STORED DATA
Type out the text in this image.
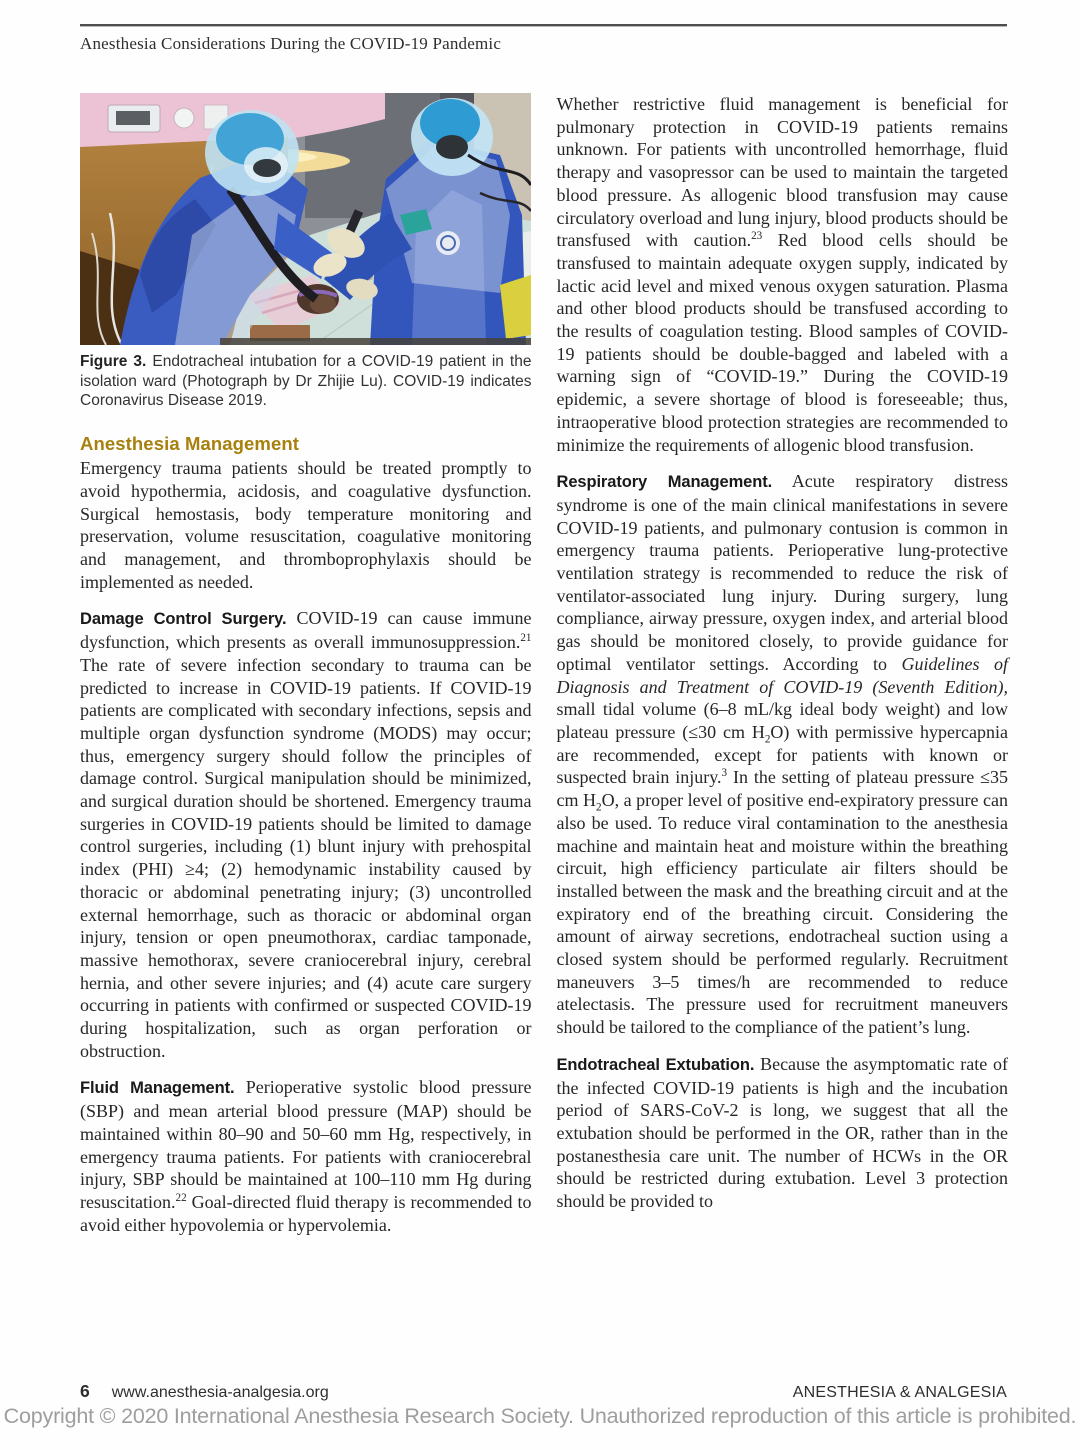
Anesthesia Considerations During the COVID-19 Pandemic
Figure 3. Endotracheal intubation for a COVID-19 patient in the isolation ward (Photograph by Dr Zhijie Lu). COVID-19 indicates Coronavirus Disease 2019.
Anesthesia Management

Emergency trauma patients should be treated promptly to avoid hypothermia, acidosis, and coagulative dysfunction. Surgical hemostasis, body temperature monitoring and preservation, volume resuscitation, coagulative monitoring and management, and thromboprophylaxis should be implemented as needed.

Damage Control Surgery. COVID-19 can cause immune dysfunction, which presents as overall immunosuppression.$^{21}$ The rate of severe infection secondary to trauma can be predicted to increase in COVID-19 patients. If COVID-19 patients are complicated with secondary infections, sepsis and multiple organ dysfunction syndrome (MODS) may occur; thus, emergency surgery should follow the principles of damage control. Surgical manipulation should be minimized, and surgical duration should be shortened. Emergency trauma surgeries in COVID-19 patients should be limited to damage control surgeries, including (1) blunt injury with prehospital index (PHI) ≥4; (2) hemodynamic instability caused by thoracic or abdominal penetrating injury; (3) uncontrolled external hemorrhage, such as thoracic or abdominal organ injury, tension or open pneumothorax, cardiac tamponade, massive hemothorax, severe craniocerebral injury, cerebral hernia, and other severe injuries; and (4) acute care surgery occurring in patients with confirmed or suspected COVID-19 during hospitalization, such as organ perforation or obstruction.

Fluid Management. Perioperative systolic blood pressure (SBP) and mean arterial blood pressure (MAP) should be maintained within 80–90 and 50–60 mm Hg, respectively, in emergency trauma patients. For patients with craniocerebral injury, SBP should be maintained at 100–110 mm Hg during resuscitation.$^{22}$ Goal-directed fluid therapy is recommended to avoid either hypovolemia or hypervolemia.

Whether restrictive fluid management is beneficial for pulmonary protection in COVID-19 patients remains unknown. For patients with uncontrolled hemorrhage, fluid therapy and vasopressor can be used to maintain the targeted blood pressure. As allogenic blood transfusion may cause circulatory overload and lung injury, blood products should be transfused with caution.$^{23}$ Red blood cells should be transfused to maintain adequate oxygen supply, indicated by lactic acid level and mixed venous oxygen saturation. Plasma and other blood products should be transfused according to the results of coagulation testing. Blood samples of COVID-19 patients should be double-bagged and labeled with a warning sign of “COVID-19.” During the COVID-19 epidemic, a severe shortage of blood is foreseeable; thus, intraoperative blood protection strategies are recommended to minimize the requirements of allogenic blood transfusion.

Respiratory Management. Acute respiratory distress syndrome is one of the main clinical manifestations in severe COVID-19 patients, and pulmonary contusion is common in emergency trauma patients. Perioperative lung-protective ventilation strategy is recommended to reduce the risk of ventilator-associated lung injury. During surgery, lung compliance, airway pressure, oxygen index, and arterial blood gas should be monitored closely, to provide guidance for optimal ventilator settings. According to Guidelines of Diagnosis and Treatment of COVID-19 (Seventh Edition), small tidal volume (6–8 mL/kg ideal body weight) and low plateau pressure (≤30 cm $H_2O$) with permissive hypercapnia are recommended, except for patients with known or suspected brain injury.$^3$ In the setting of plateau pressure ≤35 cm $H_2O$, a proper level of positive end-expiratory pressure can also be used. To reduce viral contamination to the anesthesia machine and maintain heat and moisture within the breathing circuit, high efficiency particulate air filters should be installed between the mask and the breathing circuit and at the expiratory end of the breathing circuit. Considering the amount of airway secretions, endotracheal suction using a closed system should be performed regularly. Recruitment maneuvers 3–5 times/h are recommended to reduce atelectasis. The pressure used for recruitment maneuvers should be tailored to the compliance of the patient’s lung.

Endotracheal Extubation. Because the asymptomatic rate of the infected COVID-19 patients is high and the incubation period of SARS-CoV-2 is long, we suggest that all the extubation should be performed in the OR, rather than in the postanesthesia care unit. The number of HCWs in the OR should be restricted during extubation. Level 3 protection should be provided to

6 www.anesthesia-analgesia.org	ANESTHESIA & ANALGESIA
Copyright © 2020 International Anesthesia Research Society. Unauthorized reproduction of this article is prohibited.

WORK ORDER
What's needed is a word-for-word retyping of the listing, minus its pictures.

REPLY
Type out the text in this image.
Anesthesia Considerations During the COVID-19 Pandemic
Figure 3. Endotracheal intubation for a COVID-19 patient in the isolation ward (Photograph by Dr Zhijie Lu). COVID-19 indicates Coronavirus Disease 2019.
Anesthesia Management

Emergency trauma patients should be treated promptly to avoid hypothermia, acidosis, and coagulative dysfunction. Surgical hemostasis, body temperature monitoring and preservation, volume resuscitation, coagulative monitoring and management, and thromboprophylaxis should be implemented as needed.

Damage Control Surgery. COVID-19 can cause immune dysfunction, which presents as overall immunosuppression.$^{21}$ The rate of severe infection secondary to trauma can be predicted to increase in COVID-19 patients. If COVID-19 patients are complicated with secondary infections, sepsis and multiple organ dysfunction syndrome (MODS) may occur; thus, emergency surgery should follow the principles of damage control. Surgical manipulation should be minimized, and surgical duration should be shortened. Emergency trauma surgeries in COVID-19 patients should be limited to damage control surgeries, including (1) blunt injury with prehospital index (PHI) ≥4; (2) hemodynamic instability caused by thoracic or abdominal penetrating injury; (3) uncontrolled external hemorrhage, such as thoracic or abdominal organ injury, tension or open pneumothorax, cardiac tamponade, massive hemothorax, severe craniocerebral injury, cerebral hernia, and other severe injuries; and (4) acute care surgery occurring in patients with confirmed or suspected COVID-19 during hospitalization, such as organ perforation or obstruction.

Fluid Management. Perioperative systolic blood pressure (SBP) and mean arterial blood pressure (MAP) should be maintained within 80–90 and 50–60 mm Hg, respectively, in emergency trauma patients. For patients with craniocerebral injury, SBP should be maintained at 100–110 mm Hg during resuscitation.$^{22}$ Goal-directed fluid therapy is recommended to avoid either hypovolemia or hypervolemia.

Whether restrictive fluid management is beneficial for pulmonary protection in COVID-19 patients remains unknown. For patients with uncontrolled hemorrhage, fluid therapy and vasopressor can be used to maintain the targeted blood pressure. As allogenic blood transfusion may cause circulatory overload and lung injury, blood products should be transfused with caution.$^{23}$ Red blood cells should be transfused to maintain adequate oxygen supply, indicated by lactic acid level and mixed venous oxygen saturation. Plasma and other blood products should be transfused according to the results of coagulation testing. Blood samples of COVID-19 patients should be double-bagged and labeled with a warning sign of “COVID-19.” During the COVID-19 epidemic, a severe shortage of blood is foreseeable; thus, intraoperative blood protection strategies are recommended to minimize the requirements of allogenic blood transfusion.

Respiratory Management. Acute respiratory distress syndrome is one of the main clinical manifestations in severe COVID-19 patients, and pulmonary contusion is common in emergency trauma patients. Perioperative lung-protective ventilation strategy is recommended to reduce the risk of ventilator-associated lung injury. During surgery, lung compliance, airway pressure, oxygen index, and arterial blood gas should be monitored closely, to provide guidance for optimal ventilator settings. According to Guidelines of Diagnosis and Treatment of COVID-19 (Seventh Edition), small tidal volume (6–8 mL/kg ideal body weight) and low plateau pressure (≤30 cm $H_2O$) with permissive hypercapnia are recommended, except for patients with known or suspected brain injury.$^3$ In the setting of plateau pressure ≤35 cm $H_2O$, a proper level of positive end-expiratory pressure can also be used. To reduce viral contamination to the anesthesia machine and maintain heat and moisture within the breathing circuit, high efficiency particulate air filters should be installed between the mask and the breathing circuit and at the expiratory end of the breathing circuit. Considering the amount of airway secretions, endotracheal suction using a closed system should be performed regularly. Recruitment maneuvers 3–5 times/h are recommended to reduce atelectasis. The pressure used for recruitment maneuvers should be tailored to the compliance of the patient’s lung.

Endotracheal Extubation. Because the asymptomatic rate of the infected COVID-19 patients is high and the incubation period of SARS-CoV-2 is long, we suggest that all the extubation should be performed in the OR, rather than in the postanesthesia care unit. The number of HCWs in the OR should be restricted during extubation. Level 3 protection should be provided to

6 www.anesthesia-analgesia.org	ANESTHESIA & ANALGESIA
Copyright © 2020 International Anesthesia Research Society. Unauthorized reproduction of this article is prohibited.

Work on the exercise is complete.